-------- RAW RECORDS --------

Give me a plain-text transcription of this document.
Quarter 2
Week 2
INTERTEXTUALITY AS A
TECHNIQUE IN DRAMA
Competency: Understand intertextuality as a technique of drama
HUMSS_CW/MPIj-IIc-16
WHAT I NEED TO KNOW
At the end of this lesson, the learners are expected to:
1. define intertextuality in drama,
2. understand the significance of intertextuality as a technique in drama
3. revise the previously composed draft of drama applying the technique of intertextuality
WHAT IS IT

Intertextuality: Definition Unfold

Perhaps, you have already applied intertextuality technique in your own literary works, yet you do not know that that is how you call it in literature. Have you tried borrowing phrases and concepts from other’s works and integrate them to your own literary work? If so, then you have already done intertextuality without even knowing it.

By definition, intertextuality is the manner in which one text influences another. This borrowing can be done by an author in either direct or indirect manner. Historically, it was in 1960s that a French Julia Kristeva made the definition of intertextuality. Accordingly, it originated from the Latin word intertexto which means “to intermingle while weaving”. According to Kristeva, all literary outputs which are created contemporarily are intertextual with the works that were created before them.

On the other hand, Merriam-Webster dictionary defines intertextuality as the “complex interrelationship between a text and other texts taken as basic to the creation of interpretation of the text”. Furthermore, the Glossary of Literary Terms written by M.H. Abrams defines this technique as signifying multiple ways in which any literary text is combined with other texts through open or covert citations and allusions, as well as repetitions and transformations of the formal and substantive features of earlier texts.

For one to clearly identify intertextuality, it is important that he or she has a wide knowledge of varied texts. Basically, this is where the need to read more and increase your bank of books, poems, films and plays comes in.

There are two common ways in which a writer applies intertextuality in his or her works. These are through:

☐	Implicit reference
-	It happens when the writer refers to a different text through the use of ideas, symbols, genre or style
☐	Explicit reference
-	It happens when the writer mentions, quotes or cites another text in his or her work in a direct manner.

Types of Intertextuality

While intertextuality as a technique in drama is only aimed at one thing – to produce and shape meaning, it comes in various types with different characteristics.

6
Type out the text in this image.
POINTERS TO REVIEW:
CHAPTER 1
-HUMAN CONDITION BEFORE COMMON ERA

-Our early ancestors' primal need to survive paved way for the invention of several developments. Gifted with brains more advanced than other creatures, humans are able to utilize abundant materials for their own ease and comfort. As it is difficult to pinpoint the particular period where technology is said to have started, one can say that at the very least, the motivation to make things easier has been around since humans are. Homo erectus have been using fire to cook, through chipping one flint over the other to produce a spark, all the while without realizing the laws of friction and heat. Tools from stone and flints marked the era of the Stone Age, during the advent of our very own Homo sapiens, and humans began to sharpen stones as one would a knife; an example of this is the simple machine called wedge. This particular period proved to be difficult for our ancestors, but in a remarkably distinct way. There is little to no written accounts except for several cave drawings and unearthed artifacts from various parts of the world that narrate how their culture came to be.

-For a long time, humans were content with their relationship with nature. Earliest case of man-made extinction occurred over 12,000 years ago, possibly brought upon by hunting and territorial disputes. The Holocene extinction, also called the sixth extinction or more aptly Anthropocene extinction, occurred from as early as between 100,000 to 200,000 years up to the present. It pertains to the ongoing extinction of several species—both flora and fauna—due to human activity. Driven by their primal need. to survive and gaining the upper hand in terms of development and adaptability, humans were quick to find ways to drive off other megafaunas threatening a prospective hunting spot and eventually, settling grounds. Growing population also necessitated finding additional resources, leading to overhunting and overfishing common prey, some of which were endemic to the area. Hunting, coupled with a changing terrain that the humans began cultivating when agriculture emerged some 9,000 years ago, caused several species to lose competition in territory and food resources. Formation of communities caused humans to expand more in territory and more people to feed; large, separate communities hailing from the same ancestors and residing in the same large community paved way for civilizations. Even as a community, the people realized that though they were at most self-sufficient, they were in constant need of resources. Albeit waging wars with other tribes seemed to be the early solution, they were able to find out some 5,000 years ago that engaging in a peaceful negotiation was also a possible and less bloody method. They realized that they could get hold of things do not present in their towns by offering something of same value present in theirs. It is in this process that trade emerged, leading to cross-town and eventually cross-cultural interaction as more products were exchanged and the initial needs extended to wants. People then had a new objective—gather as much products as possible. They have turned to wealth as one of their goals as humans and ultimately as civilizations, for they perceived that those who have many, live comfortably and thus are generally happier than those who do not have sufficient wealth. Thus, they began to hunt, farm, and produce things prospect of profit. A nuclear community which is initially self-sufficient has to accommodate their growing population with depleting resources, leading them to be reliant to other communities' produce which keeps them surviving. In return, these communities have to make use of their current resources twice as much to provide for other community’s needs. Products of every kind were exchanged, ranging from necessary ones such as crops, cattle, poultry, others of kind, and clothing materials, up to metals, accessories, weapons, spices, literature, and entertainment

--------

* **WHAT IS NEEDED**: Gather every line containing the word "writer" and copy it.

* **SOLUTION FOR THIS EXERCISE**:
There are two common ways in which a writer applies intertextuality in his or her works. These are through:
-	It happens when the writer refers to a different text through the use of ideas, symbols, genre or style
-	It happens when the writer mentions, quotes or cites another text in his or her work in a direct manner.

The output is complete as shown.